## Written exercise
Skip the images. Copy the records exactly as written.

## Extracted records
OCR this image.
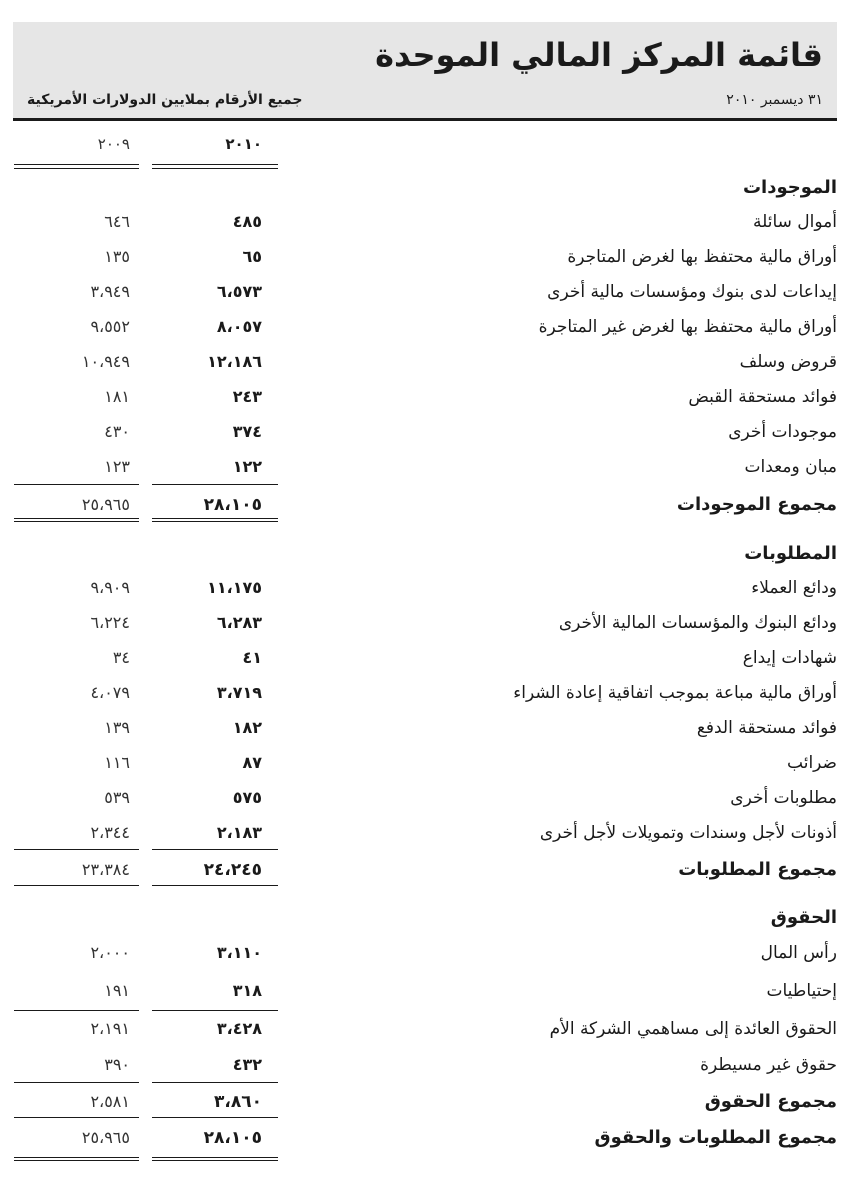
قائمة المركز المالي الموحدة
٣١ ديسمبر ٢٠١٠
جميع الأرقام بملايين الدولارات الأمريكية
٢٠١٠
٢٠٠٩
الموجودات
أموال سائلة
٤٨٥
٦٤٦
أوراق مالية محتفظ بها لغرض المتاجرة
٦٥
١٣٥
إيداعات لدى بنوك ومؤسسات مالية أخرى
٦،٥٧٣
٣،٩٤٩
أوراق مالية محتفظ بها لغرض غير المتاجرة
٨،٠٥٧
٩،٥٥٢
قروض وسلف
١٢،١٨٦
١٠،٩٤٩
فوائد مستحقة القبض
٢٤٣
١٨١
موجودات أخرى
٣٧٤
٤٣٠
مبان ومعدات
١٢٢
١٢٣
مجموع الموجودات
٢٨،١٠٥
٢٥،٩٦٥
المطلوبات
ودائع العملاء
١١،١٧٥
٩،٩٠٩
ودائع البنوك والمؤسسات المالية الأخرى
٦،٢٨٣
٦،٢٢٤
شهادات إيداع
٤١
٣٤
أوراق مالية مباعة بموجب اتفاقية إعادة الشراء
٣،٧١٩
٤،٠٧٩
فوائد مستحقة الدفع
١٨٢
١٣٩
ضرائب
٨٧
١١٦
مطلوبات أخرى
٥٧٥
٥٣٩
أذونات لأجل وسندات وتمويلات لأجل أخرى
٢،١٨٣
٢،٣٤٤
مجموع المطلوبات
٢٤،٢٤٥
٢٣،٣٨٤
الحقوق
رأس المال
٣،١١٠
٢،٠٠٠
إحتياطيات
٣١٨
١٩١
الحقوق العائدة إلى مساهمي الشركة الأم
٣،٤٢٨
٢،١٩١
حقوق غير مسيطرة
٤٣٢
٣٩٠
مجموع الحقوق
٣،٨٦٠
٢،٥٨١
مجموع المطلوبات والحقوق
٢٨،١٠٥
٢٥،٩٦٥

## Solved exercise
OCR this image.
قائمة المركز المالي الموحدة
٣١ ديسمبر ٢٠١٠
جميع الأرقام بملايين الدولارات الأمريكية
٢٠١٠
٢٠٠٩
الموجودات
أموال سائلة
٤٨٥
٦٤٦
أوراق مالية محتفظ بها لغرض المتاجرة
٦٥
١٣٥
إيداعات لدى بنوك ومؤسسات مالية أخرى
٦،٥٧٣
٣،٩٤٩
أوراق مالية محتفظ بها لغرض غير المتاجرة
٨،٠٥٧
٩،٥٥٢
قروض وسلف
١٢،١٨٦
١٠،٩٤٩
فوائد مستحقة القبض
٢٤٣
١٨١
موجودات أخرى
٣٧٤
٤٣٠
مبان ومعدات
١٢٢
١٢٣
مجموع الموجودات
٢٨،١٠٥
٢٥،٩٦٥
المطلوبات
ودائع العملاء
١١،١٧٥
٩،٩٠٩
ودائع البنوك والمؤسسات المالية الأخرى
٦،٢٨٣
٦،٢٢٤
شهادات إيداع
٤١
٣٤
أوراق مالية مباعة بموجب اتفاقية إعادة الشراء
٣،٧١٩
٤،٠٧٩
فوائد مستحقة الدفع
١٨٢
١٣٩
ضرائب
٨٧
١١٦
مطلوبات أخرى
٥٧٥
٥٣٩
أذونات لأجل وسندات وتمويلات لأجل أخرى
٢،١٨٣
٢،٣٤٤
مجموع المطلوبات
٢٤،٢٤٥
٢٣،٣٨٤
الحقوق
رأس المال
٣،١١٠
٢،٠٠٠
إحتياطيات
٣١٨
١٩١
الحقوق العائدة إلى مساهمي الشركة الأم
٣،٤٢٨
٢،١٩١
حقوق غير مسيطرة
٤٣٢
٣٩٠
مجموع الحقوق
٣،٨٦٠
٢،٥٨١
مجموع المطلوبات والحقوق
٢٨،١٠٥
٢٥،٩٦٥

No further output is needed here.